◆ **PROMPT**: In the entries below, find the lines with the word "this" and copy them.

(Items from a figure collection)
..............................

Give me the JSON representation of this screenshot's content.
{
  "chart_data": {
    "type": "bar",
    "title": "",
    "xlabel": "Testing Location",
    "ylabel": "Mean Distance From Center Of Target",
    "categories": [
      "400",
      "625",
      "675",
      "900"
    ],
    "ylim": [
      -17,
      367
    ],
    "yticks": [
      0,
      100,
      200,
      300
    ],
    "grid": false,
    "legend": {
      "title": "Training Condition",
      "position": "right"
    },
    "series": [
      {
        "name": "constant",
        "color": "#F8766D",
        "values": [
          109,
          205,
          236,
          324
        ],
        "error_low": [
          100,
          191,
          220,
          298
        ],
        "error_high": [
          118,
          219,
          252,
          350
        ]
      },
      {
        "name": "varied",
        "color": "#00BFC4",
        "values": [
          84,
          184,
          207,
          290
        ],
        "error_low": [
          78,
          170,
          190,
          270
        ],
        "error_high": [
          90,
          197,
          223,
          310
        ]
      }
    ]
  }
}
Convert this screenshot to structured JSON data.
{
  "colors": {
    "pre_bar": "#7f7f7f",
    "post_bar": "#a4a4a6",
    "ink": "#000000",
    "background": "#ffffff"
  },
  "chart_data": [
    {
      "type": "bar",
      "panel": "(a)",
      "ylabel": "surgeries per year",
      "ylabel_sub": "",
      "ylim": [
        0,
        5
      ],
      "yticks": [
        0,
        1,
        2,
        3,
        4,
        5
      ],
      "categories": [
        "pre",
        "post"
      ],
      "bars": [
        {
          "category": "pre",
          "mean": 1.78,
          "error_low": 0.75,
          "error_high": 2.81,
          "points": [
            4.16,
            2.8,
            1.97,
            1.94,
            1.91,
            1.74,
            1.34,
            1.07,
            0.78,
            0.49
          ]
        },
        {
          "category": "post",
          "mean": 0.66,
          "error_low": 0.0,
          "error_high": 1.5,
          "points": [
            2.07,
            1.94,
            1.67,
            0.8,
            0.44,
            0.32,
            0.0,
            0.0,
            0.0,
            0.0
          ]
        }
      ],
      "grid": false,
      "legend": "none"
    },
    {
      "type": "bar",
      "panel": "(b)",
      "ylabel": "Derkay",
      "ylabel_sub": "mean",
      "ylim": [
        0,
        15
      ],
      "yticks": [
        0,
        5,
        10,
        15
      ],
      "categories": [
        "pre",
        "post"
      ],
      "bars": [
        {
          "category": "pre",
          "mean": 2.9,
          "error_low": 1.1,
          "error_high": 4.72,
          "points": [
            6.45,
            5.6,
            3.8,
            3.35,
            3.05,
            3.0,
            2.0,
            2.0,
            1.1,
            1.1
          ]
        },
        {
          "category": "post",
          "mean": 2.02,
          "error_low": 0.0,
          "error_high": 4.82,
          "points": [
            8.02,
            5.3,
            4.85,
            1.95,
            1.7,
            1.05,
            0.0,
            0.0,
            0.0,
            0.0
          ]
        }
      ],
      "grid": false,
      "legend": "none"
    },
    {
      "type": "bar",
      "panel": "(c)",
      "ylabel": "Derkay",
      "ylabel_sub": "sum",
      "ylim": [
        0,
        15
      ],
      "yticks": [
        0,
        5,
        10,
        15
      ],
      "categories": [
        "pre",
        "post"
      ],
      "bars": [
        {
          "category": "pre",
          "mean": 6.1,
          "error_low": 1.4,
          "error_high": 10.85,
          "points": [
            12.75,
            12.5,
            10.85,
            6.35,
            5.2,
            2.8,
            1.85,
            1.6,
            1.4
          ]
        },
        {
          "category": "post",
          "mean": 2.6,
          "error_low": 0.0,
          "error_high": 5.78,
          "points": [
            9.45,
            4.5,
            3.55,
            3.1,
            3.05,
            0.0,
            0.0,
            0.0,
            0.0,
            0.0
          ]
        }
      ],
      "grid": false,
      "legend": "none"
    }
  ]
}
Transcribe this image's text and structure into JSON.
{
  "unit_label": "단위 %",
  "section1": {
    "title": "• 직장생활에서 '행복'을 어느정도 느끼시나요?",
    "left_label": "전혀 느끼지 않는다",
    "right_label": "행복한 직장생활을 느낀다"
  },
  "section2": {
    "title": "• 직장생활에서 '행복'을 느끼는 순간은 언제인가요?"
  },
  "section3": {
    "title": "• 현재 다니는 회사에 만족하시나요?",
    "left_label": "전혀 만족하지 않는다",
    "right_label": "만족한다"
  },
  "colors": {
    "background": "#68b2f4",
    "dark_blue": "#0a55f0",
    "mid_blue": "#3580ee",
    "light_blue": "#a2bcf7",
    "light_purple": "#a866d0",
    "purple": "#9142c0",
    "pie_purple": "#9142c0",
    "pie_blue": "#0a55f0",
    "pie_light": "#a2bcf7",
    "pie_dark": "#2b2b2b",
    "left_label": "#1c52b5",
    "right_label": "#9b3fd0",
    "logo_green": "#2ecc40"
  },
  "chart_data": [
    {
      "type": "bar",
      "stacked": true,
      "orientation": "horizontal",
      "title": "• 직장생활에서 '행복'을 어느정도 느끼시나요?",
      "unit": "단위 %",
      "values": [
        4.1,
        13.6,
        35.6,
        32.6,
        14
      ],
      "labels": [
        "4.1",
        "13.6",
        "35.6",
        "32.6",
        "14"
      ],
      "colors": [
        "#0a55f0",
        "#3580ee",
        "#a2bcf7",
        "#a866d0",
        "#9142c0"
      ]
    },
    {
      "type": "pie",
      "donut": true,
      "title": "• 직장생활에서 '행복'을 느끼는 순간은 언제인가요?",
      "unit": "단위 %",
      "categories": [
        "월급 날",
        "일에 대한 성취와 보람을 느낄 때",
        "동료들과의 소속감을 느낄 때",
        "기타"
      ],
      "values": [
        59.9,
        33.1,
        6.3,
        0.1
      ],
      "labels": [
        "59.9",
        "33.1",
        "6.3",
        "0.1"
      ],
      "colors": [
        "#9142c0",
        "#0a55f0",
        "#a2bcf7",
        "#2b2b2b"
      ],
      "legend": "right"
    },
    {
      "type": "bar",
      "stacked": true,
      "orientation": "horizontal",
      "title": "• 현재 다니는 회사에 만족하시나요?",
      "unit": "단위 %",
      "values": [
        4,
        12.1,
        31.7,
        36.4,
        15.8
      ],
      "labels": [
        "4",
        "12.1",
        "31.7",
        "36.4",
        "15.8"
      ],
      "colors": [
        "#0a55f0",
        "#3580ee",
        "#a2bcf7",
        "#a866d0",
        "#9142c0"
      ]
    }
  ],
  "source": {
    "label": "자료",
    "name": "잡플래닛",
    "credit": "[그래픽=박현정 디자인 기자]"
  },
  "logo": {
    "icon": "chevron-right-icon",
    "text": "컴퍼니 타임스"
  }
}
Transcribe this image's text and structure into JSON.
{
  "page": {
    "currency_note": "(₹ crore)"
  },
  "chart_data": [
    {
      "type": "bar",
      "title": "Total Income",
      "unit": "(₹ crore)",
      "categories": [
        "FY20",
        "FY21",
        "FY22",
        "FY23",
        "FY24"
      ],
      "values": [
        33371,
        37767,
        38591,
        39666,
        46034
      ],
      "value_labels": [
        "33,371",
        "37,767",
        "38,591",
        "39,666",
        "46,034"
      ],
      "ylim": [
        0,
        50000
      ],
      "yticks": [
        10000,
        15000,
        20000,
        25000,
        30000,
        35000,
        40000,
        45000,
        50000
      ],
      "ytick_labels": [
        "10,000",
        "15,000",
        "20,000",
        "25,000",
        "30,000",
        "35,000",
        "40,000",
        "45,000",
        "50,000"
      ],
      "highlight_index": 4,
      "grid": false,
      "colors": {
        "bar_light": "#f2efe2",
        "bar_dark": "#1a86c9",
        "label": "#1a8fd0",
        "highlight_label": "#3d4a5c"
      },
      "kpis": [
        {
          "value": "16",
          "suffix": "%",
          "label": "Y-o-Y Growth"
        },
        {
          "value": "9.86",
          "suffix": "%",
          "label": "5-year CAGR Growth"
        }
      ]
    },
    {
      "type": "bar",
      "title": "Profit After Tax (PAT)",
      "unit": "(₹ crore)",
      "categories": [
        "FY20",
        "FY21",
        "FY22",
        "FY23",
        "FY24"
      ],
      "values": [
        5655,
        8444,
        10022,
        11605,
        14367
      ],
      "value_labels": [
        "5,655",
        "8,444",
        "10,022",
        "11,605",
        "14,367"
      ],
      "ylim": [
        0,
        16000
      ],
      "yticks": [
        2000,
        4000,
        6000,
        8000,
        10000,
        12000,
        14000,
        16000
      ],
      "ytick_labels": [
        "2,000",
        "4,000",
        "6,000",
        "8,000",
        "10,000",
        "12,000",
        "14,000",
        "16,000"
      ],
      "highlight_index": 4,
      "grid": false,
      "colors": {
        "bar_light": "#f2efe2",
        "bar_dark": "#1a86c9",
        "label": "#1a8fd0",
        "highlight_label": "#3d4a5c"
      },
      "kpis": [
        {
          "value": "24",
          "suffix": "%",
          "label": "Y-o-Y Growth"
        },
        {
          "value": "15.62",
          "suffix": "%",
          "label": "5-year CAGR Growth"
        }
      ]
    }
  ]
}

..............................

◆ **EXPECTED ANSWER**:
Give me the JSON representation of this screenshot's content.
Convert this screenshot to structured JSON data.
Transcribe this image's text and structure into JSON.
Transcribe this image's text and structure into JSON.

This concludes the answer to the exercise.